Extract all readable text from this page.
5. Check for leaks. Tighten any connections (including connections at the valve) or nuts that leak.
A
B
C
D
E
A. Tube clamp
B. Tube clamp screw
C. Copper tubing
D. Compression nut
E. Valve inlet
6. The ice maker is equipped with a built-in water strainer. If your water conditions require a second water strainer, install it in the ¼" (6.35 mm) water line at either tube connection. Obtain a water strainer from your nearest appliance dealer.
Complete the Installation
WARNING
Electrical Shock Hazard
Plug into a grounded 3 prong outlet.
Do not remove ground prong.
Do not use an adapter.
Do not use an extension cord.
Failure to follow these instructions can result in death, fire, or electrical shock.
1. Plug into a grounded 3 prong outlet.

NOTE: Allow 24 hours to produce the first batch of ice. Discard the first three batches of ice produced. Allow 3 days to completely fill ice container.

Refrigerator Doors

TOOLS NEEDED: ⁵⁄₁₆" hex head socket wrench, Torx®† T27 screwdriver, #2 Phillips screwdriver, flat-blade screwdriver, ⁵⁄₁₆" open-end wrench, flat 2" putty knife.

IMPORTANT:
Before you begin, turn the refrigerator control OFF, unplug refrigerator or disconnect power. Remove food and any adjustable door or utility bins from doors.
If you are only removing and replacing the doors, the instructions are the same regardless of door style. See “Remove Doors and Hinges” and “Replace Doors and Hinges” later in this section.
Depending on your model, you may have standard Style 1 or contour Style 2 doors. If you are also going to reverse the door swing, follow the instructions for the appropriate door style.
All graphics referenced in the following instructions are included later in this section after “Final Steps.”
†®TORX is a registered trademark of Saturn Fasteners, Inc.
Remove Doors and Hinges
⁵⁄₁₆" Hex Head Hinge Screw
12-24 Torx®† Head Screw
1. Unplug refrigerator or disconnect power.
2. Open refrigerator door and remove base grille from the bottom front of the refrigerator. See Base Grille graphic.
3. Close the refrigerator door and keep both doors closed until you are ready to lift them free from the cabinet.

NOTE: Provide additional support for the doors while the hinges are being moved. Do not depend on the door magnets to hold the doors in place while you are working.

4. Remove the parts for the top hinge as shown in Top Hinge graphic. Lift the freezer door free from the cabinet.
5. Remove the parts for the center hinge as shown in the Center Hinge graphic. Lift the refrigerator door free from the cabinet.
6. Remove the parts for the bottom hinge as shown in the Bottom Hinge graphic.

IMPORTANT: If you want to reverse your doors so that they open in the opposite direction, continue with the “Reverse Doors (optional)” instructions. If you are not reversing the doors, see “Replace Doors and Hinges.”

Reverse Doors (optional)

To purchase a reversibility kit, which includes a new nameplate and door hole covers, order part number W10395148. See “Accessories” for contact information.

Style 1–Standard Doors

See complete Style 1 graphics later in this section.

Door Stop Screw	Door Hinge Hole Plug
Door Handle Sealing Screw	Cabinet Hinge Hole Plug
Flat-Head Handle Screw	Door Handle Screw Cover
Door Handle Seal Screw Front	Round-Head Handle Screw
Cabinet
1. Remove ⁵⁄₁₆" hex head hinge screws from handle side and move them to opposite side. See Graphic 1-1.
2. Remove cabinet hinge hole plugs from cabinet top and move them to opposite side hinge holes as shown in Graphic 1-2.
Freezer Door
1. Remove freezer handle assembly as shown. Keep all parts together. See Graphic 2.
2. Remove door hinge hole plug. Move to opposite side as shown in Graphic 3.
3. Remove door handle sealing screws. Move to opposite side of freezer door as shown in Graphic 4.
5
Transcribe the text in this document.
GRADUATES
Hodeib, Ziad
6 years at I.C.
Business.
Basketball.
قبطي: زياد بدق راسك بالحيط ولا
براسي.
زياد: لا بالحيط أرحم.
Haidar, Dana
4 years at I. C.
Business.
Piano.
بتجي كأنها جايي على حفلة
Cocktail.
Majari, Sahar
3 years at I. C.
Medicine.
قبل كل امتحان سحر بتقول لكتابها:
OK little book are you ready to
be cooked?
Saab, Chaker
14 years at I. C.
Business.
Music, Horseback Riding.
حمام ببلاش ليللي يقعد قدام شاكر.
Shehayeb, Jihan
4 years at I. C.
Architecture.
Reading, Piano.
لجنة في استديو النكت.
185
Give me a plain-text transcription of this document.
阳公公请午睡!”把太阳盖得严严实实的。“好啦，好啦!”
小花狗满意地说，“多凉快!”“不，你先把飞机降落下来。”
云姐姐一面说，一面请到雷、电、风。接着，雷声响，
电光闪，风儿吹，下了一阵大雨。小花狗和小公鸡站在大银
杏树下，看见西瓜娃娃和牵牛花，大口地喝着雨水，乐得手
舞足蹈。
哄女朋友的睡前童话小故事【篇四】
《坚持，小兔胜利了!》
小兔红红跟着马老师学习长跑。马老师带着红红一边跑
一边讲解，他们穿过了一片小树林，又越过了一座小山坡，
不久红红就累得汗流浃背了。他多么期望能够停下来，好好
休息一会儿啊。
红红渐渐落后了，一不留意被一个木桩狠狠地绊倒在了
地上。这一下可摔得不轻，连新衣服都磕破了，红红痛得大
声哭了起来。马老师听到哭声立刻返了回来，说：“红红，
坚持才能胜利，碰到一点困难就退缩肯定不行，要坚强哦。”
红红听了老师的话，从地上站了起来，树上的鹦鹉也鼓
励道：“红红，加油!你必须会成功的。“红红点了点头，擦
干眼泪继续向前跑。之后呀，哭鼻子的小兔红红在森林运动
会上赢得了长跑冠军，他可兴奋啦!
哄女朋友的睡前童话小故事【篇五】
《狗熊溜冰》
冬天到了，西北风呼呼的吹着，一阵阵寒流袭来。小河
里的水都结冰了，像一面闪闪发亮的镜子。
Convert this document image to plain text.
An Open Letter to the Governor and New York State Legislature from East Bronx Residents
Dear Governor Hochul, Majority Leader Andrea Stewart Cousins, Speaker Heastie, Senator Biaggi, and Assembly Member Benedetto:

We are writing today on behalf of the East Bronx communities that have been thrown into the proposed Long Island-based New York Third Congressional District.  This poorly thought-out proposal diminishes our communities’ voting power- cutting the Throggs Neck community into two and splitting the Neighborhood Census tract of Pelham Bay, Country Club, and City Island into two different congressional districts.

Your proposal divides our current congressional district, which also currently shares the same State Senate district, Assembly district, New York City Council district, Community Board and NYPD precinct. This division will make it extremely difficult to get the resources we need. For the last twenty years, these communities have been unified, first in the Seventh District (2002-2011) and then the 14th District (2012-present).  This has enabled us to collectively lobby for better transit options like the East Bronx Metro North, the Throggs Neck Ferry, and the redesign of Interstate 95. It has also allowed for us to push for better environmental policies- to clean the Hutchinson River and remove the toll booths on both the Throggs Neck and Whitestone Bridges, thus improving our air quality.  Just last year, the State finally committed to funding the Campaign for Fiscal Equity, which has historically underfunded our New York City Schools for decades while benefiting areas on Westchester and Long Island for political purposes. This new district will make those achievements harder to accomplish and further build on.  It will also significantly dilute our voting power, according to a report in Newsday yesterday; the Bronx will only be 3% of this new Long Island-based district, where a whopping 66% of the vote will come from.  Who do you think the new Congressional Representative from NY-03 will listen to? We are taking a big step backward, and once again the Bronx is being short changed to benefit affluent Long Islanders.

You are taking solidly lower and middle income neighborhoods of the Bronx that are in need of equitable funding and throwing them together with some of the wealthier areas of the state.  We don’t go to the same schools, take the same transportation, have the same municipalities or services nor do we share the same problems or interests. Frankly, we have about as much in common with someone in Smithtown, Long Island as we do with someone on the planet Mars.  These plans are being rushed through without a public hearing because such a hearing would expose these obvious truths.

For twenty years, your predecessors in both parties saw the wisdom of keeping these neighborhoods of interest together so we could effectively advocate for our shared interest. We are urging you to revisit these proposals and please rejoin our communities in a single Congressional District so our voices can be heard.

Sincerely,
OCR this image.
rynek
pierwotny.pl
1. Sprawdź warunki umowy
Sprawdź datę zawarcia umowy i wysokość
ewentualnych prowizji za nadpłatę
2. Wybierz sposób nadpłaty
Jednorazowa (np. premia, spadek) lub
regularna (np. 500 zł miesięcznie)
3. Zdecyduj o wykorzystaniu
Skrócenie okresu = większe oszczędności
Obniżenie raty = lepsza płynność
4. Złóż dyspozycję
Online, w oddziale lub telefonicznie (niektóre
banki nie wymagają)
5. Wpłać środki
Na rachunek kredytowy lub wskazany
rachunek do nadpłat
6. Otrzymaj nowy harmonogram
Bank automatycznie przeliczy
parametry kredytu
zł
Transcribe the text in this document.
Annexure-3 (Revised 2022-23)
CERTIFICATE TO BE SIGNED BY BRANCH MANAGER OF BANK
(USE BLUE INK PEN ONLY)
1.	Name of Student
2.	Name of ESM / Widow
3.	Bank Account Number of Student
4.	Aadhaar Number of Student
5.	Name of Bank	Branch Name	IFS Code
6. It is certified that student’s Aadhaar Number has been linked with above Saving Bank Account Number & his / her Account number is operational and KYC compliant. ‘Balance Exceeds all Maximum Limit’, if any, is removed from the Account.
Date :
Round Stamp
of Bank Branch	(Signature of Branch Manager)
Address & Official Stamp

—————

_TASK OBJECTIVE:_
In the records above, how many lines include the string "rachunek"? Answer with only the number.

_TASK OUTPUT:_
2